_THE EXERCISE_
How many of the lines below include "this"? Give the number and no other words.

--------------------------------

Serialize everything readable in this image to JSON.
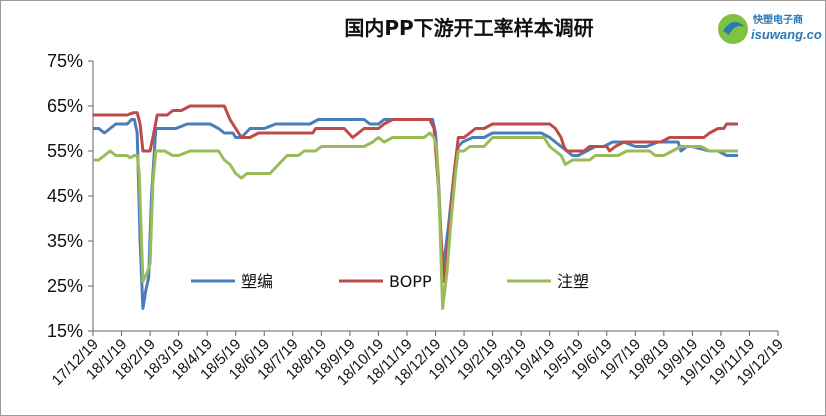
{
  "logo": {
    "text_zh": "快塑电子商",
    "text_en": "isuwang.co"
  },
  "chart_data": {
    "type": "line",
    "title": "国内PP下游开工率样本调研",
    "y_ticks": [
      "75%",
      "65%",
      "55%",
      "45%",
      "35%",
      "25%",
      "15%"
    ],
    "ylim": [
      15,
      75
    ],
    "x_ticks": [
      "17/12/19",
      "18/1/19",
      "18/2/19",
      "18/3/19",
      "18/4/19",
      "18/5/19",
      "18/6/19",
      "18/7/19",
      "18/8/19",
      "18/9/19",
      "18/10/19",
      "18/11/19",
      "18/12/19",
      "19/1/19",
      "19/2/19",
      "19/3/19",
      "19/4/19",
      "19/5/19",
      "19/6/19",
      "19/7/19",
      "19/8/19",
      "19/9/19",
      "19/10/19",
      "19/11/19",
      "19/12/19"
    ],
    "grid": false,
    "legend_position": "inside-lower-center",
    "series": [
      {
        "name": "塑编",
        "color": "#4a7ebb",
        "points": [
          [
            0,
            60
          ],
          [
            0.2,
            60
          ],
          [
            0.4,
            59
          ],
          [
            0.6,
            60
          ],
          [
            0.8,
            61
          ],
          [
            1.0,
            61
          ],
          [
            1.2,
            61
          ],
          [
            1.35,
            62
          ],
          [
            1.45,
            62
          ],
          [
            1.55,
            59
          ],
          [
            1.65,
            35
          ],
          [
            1.75,
            20
          ],
          [
            1.85,
            24
          ],
          [
            1.95,
            27
          ],
          [
            2.05,
            45
          ],
          [
            2.2,
            60
          ],
          [
            2.5,
            60
          ],
          [
            2.9,
            60
          ],
          [
            3.3,
            61
          ],
          [
            3.7,
            61
          ],
          [
            4.1,
            61
          ],
          [
            4.4,
            60
          ],
          [
            4.6,
            59
          ],
          [
            4.9,
            59
          ],
          [
            5.0,
            58
          ],
          [
            5.2,
            58
          ],
          [
            5.35,
            59
          ],
          [
            5.5,
            60
          ],
          [
            6.0,
            60
          ],
          [
            6.4,
            61
          ],
          [
            7.2,
            61
          ],
          [
            7.6,
            61
          ],
          [
            7.9,
            62
          ],
          [
            9.0,
            62
          ],
          [
            9.5,
            62
          ],
          [
            9.7,
            61
          ],
          [
            10.0,
            61
          ],
          [
            10.2,
            62
          ],
          [
            11.0,
            62
          ],
          [
            11.6,
            62
          ],
          [
            11.9,
            62
          ],
          [
            12.0,
            59
          ],
          [
            12.1,
            49
          ],
          [
            12.25,
            28
          ],
          [
            12.45,
            38
          ],
          [
            12.65,
            50
          ],
          [
            12.8,
            56
          ],
          [
            12.95,
            57
          ],
          [
            13.3,
            58
          ],
          [
            13.7,
            58
          ],
          [
            14.0,
            59
          ],
          [
            15.7,
            59
          ],
          [
            16.0,
            58
          ],
          [
            16.2,
            57
          ],
          [
            16.4,
            56
          ],
          [
            16.6,
            55
          ],
          [
            16.8,
            54
          ],
          [
            17.0,
            54
          ],
          [
            17.3,
            55
          ],
          [
            17.6,
            56
          ],
          [
            17.9,
            56
          ],
          [
            18.2,
            57
          ],
          [
            18.6,
            57
          ],
          [
            19.0,
            56
          ],
          [
            19.4,
            56
          ],
          [
            19.8,
            57
          ],
          [
            20.2,
            57
          ],
          [
            20.5,
            57
          ],
          [
            20.6,
            55
          ],
          [
            20.8,
            56
          ],
          [
            21.0,
            56
          ],
          [
            21.6,
            55
          ],
          [
            21.9,
            55
          ],
          [
            22.2,
            54
          ],
          [
            22.6,
            54
          ]
        ]
      },
      {
        "name": "BOPP",
        "color": "#be4b48",
        "points": [
          [
            0,
            63
          ],
          [
            1.2,
            63
          ],
          [
            1.4,
            63.5
          ],
          [
            1.55,
            63.5
          ],
          [
            1.65,
            61
          ],
          [
            1.75,
            55
          ],
          [
            2.0,
            55
          ],
          [
            2.1,
            58
          ],
          [
            2.25,
            63
          ],
          [
            2.6,
            63
          ],
          [
            2.8,
            64
          ],
          [
            3.1,
            64
          ],
          [
            3.4,
            65
          ],
          [
            4.1,
            65
          ],
          [
            4.6,
            65
          ],
          [
            4.8,
            62
          ],
          [
            5.0,
            60
          ],
          [
            5.2,
            58
          ],
          [
            5.5,
            58
          ],
          [
            5.8,
            59
          ],
          [
            6.5,
            59
          ],
          [
            7.7,
            59
          ],
          [
            7.8,
            60
          ],
          [
            8.8,
            60
          ],
          [
            9.1,
            58
          ],
          [
            9.3,
            59
          ],
          [
            9.5,
            60
          ],
          [
            10.0,
            60
          ],
          [
            10.2,
            61
          ],
          [
            10.5,
            62
          ],
          [
            11.6,
            62
          ],
          [
            11.8,
            62
          ],
          [
            11.95,
            60
          ],
          [
            12.1,
            47
          ],
          [
            12.2,
            35
          ],
          [
            12.3,
            26
          ],
          [
            12.45,
            35
          ],
          [
            12.65,
            50
          ],
          [
            12.8,
            58
          ],
          [
            13.0,
            58
          ],
          [
            13.2,
            59
          ],
          [
            13.4,
            60
          ],
          [
            13.7,
            60
          ],
          [
            14.0,
            61
          ],
          [
            16.0,
            61
          ],
          [
            16.2,
            60
          ],
          [
            16.4,
            58
          ],
          [
            16.5,
            56
          ],
          [
            16.6,
            55
          ],
          [
            17.2,
            55
          ],
          [
            17.4,
            56
          ],
          [
            18.0,
            56
          ],
          [
            18.1,
            55
          ],
          [
            18.3,
            56
          ],
          [
            18.6,
            57
          ],
          [
            19.9,
            57
          ],
          [
            20.2,
            58
          ],
          [
            21.0,
            58
          ],
          [
            21.4,
            58
          ],
          [
            21.6,
            59
          ],
          [
            21.9,
            60
          ],
          [
            22.1,
            60
          ],
          [
            22.2,
            61
          ],
          [
            22.6,
            61
          ]
        ]
      },
      {
        "name": "注塑",
        "color": "#9bbb59",
        "points": [
          [
            0,
            53
          ],
          [
            0.2,
            53
          ],
          [
            0.4,
            54
          ],
          [
            0.6,
            55
          ],
          [
            0.8,
            54
          ],
          [
            1.2,
            54
          ],
          [
            1.3,
            53.5
          ],
          [
            1.45,
            54
          ],
          [
            1.55,
            54
          ],
          [
            1.62,
            50
          ],
          [
            1.7,
            35
          ],
          [
            1.75,
            26
          ],
          [
            1.9,
            28
          ],
          [
            2.0,
            30
          ],
          [
            2.1,
            48
          ],
          [
            2.2,
            55
          ],
          [
            2.5,
            55
          ],
          [
            2.8,
            54
          ],
          [
            3.0,
            54
          ],
          [
            3.4,
            55
          ],
          [
            4.4,
            55
          ],
          [
            4.6,
            53
          ],
          [
            4.8,
            52
          ],
          [
            5.0,
            50
          ],
          [
            5.2,
            49
          ],
          [
            5.4,
            50
          ],
          [
            6.2,
            50
          ],
          [
            6.5,
            52
          ],
          [
            6.8,
            54
          ],
          [
            7.2,
            54
          ],
          [
            7.4,
            55
          ],
          [
            7.8,
            55
          ],
          [
            8.0,
            56
          ],
          [
            9.5,
            56
          ],
          [
            9.8,
            57
          ],
          [
            10.0,
            58
          ],
          [
            10.2,
            57
          ],
          [
            10.5,
            58
          ],
          [
            11.0,
            58
          ],
          [
            11.6,
            58
          ],
          [
            11.8,
            59
          ],
          [
            11.95,
            58
          ],
          [
            12.05,
            55
          ],
          [
            12.15,
            40
          ],
          [
            12.25,
            20
          ],
          [
            12.4,
            28
          ],
          [
            12.55,
            40
          ],
          [
            12.7,
            50
          ],
          [
            12.8,
            55
          ],
          [
            13.0,
            55
          ],
          [
            13.2,
            56
          ],
          [
            13.7,
            56
          ],
          [
            14.0,
            58
          ],
          [
            15.8,
            58
          ],
          [
            16.0,
            56
          ],
          [
            16.2,
            55
          ],
          [
            16.4,
            54
          ],
          [
            16.55,
            52
          ],
          [
            16.8,
            53
          ],
          [
            17.4,
            53
          ],
          [
            17.6,
            54
          ],
          [
            18.4,
            54
          ],
          [
            18.7,
            55
          ],
          [
            19.5,
            55
          ],
          [
            19.7,
            54
          ],
          [
            20.0,
            54
          ],
          [
            20.3,
            55
          ],
          [
            20.6,
            56
          ],
          [
            21.0,
            56
          ],
          [
            21.3,
            56
          ],
          [
            21.6,
            55
          ],
          [
            22.6,
            55
          ]
        ]
      }
    ]
  }
}
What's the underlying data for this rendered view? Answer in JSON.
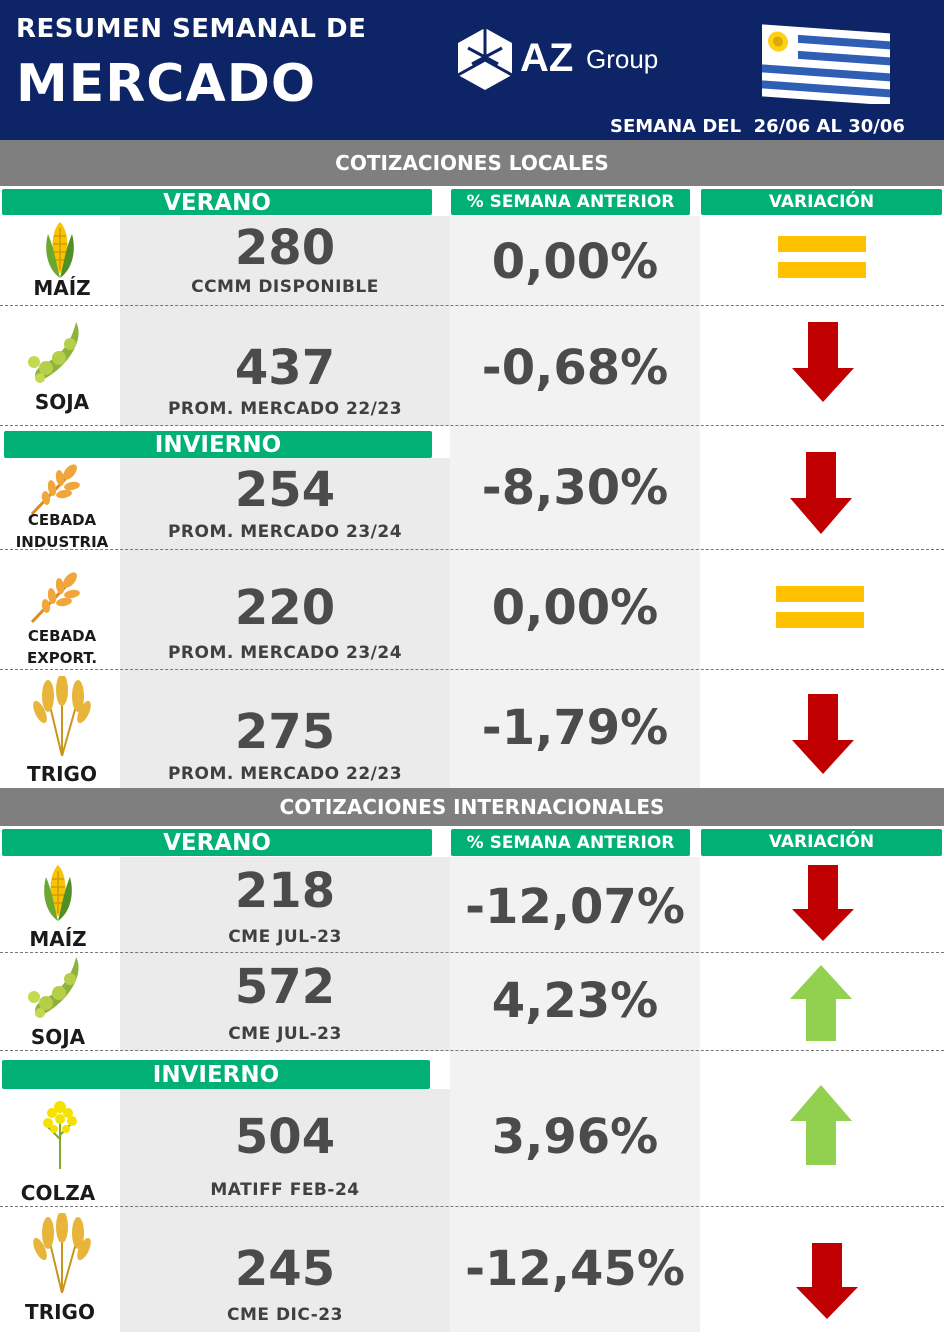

--------------------------------

_EXERCISE ANSWER_
2